(Data items)
____
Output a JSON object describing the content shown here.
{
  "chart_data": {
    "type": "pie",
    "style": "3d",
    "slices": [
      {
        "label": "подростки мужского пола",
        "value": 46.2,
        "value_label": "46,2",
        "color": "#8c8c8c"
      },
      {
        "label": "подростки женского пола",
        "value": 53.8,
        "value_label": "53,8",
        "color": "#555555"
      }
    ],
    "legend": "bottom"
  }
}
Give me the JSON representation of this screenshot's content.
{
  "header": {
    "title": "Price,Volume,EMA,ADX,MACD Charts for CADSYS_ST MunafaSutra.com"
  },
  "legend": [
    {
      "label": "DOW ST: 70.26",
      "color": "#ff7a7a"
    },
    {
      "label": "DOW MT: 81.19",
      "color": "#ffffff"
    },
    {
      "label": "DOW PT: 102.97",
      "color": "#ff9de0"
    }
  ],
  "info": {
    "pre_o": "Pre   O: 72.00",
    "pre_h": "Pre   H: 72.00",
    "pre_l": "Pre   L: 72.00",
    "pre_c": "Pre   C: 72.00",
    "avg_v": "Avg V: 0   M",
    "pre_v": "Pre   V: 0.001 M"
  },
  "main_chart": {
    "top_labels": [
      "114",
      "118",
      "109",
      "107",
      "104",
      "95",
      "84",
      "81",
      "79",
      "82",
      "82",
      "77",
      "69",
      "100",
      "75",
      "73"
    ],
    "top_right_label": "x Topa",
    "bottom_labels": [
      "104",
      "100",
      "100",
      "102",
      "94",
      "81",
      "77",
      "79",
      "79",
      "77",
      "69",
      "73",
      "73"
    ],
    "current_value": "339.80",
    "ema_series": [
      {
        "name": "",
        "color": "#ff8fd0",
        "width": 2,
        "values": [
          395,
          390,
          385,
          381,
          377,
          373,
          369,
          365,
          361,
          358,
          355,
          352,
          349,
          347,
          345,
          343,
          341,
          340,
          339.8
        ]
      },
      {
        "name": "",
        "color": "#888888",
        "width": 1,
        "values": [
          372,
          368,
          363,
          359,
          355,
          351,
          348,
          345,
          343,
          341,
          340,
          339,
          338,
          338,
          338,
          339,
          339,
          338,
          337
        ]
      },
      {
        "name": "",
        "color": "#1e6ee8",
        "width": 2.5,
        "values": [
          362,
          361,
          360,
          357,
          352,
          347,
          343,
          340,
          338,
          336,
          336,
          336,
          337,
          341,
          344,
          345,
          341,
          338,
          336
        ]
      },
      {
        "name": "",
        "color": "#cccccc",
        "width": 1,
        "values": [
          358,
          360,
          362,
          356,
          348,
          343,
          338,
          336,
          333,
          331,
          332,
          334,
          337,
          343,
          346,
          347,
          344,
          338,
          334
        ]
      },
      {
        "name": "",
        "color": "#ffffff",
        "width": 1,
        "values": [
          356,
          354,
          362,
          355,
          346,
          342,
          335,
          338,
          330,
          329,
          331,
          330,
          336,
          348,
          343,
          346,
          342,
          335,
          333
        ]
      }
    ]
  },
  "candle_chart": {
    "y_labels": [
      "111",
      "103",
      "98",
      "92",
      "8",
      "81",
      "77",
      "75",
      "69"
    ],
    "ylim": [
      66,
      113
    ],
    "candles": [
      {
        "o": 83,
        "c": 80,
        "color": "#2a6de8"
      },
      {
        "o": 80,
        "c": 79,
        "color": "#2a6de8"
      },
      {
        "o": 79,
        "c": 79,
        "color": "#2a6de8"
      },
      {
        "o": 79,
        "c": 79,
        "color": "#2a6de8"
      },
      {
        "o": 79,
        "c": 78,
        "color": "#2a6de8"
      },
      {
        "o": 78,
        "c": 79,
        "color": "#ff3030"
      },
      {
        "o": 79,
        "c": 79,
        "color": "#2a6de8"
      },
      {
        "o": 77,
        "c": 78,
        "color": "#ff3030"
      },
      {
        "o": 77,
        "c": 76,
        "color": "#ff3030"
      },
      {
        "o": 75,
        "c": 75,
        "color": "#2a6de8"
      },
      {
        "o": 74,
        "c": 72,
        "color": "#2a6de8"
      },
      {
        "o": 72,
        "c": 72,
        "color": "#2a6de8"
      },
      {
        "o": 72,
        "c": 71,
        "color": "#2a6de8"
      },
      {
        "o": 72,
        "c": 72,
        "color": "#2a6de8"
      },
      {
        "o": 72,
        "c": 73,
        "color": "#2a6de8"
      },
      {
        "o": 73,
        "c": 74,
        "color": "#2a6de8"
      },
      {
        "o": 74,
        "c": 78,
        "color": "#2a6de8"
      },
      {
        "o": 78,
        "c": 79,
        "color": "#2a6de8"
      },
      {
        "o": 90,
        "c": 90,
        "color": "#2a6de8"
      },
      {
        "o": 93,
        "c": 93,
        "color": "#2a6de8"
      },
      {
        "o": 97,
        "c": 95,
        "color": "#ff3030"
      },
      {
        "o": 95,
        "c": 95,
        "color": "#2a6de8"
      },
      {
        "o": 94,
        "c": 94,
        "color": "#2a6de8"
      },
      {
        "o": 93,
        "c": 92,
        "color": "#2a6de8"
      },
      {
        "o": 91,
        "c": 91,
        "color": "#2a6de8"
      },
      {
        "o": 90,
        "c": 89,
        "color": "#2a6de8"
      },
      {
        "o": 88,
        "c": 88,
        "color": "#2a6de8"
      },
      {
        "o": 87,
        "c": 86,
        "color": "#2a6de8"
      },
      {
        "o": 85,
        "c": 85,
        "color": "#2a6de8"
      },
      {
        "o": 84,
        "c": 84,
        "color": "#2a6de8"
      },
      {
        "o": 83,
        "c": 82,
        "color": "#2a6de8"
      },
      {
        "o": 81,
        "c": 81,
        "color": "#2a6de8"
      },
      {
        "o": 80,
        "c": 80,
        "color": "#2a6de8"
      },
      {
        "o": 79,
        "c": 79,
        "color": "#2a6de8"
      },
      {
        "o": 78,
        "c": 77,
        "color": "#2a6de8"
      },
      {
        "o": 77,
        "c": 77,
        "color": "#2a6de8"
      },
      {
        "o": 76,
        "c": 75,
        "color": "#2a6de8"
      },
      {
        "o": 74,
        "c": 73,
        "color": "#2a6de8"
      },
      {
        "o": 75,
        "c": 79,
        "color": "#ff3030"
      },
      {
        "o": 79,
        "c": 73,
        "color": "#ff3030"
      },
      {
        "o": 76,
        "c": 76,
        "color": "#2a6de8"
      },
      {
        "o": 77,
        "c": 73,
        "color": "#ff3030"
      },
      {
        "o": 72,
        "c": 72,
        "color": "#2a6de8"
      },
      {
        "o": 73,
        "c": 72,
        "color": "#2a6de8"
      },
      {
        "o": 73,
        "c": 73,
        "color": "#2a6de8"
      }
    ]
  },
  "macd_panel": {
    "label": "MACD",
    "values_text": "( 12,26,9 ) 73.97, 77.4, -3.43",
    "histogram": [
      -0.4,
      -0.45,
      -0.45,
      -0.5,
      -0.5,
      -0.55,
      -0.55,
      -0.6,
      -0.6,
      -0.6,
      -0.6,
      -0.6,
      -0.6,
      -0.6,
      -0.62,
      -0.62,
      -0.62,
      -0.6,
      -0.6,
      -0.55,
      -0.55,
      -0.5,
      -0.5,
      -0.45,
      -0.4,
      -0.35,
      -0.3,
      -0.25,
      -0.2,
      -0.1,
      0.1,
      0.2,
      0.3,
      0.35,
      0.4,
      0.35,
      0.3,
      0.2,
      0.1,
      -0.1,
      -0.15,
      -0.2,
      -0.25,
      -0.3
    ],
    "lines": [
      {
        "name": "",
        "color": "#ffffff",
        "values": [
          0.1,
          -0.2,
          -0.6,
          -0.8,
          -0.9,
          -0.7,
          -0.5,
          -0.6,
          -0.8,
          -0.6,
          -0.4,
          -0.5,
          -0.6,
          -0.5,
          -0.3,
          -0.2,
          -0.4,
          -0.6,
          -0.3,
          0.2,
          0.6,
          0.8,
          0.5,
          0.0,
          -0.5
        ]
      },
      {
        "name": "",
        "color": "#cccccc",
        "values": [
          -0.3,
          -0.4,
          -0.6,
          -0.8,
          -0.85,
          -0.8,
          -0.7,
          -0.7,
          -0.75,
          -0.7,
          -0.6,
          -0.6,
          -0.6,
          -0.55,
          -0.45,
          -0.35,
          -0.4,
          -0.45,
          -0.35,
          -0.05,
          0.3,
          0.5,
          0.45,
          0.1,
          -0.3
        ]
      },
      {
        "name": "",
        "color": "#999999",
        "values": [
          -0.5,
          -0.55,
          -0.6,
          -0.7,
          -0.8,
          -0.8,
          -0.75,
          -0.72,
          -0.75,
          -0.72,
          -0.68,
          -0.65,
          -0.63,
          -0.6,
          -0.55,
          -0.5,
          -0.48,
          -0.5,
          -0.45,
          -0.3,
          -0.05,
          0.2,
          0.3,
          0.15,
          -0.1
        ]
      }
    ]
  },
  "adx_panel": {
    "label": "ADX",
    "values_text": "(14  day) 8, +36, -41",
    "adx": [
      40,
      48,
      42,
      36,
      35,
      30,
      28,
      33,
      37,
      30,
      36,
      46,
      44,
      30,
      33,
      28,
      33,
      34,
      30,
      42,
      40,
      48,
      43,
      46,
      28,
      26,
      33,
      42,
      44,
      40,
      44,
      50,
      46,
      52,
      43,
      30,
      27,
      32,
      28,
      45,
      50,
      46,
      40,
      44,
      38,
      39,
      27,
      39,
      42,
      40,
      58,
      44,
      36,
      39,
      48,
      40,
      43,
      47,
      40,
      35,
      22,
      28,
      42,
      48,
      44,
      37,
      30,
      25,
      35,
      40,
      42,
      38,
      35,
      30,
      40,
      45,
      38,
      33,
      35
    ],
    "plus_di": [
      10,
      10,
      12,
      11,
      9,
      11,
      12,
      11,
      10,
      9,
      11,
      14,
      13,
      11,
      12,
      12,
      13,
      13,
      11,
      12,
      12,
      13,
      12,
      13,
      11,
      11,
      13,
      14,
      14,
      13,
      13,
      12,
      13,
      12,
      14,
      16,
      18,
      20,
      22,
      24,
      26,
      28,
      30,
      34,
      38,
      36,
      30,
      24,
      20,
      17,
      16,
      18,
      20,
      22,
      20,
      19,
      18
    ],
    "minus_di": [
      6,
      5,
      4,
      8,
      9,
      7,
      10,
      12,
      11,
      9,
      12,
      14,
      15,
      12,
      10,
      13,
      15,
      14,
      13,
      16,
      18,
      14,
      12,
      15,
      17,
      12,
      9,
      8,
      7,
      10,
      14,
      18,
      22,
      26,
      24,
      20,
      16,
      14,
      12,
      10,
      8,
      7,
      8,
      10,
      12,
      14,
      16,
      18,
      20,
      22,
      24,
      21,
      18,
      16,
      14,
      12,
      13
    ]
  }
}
____
▶ _Problem to solve_: Gather every line from the entries above where the word "content" appears, and copy them.

▶ _Solution for this problem_:
Output a JSON object describing the content shown here.
Give me the JSON representation of this screenshot's content.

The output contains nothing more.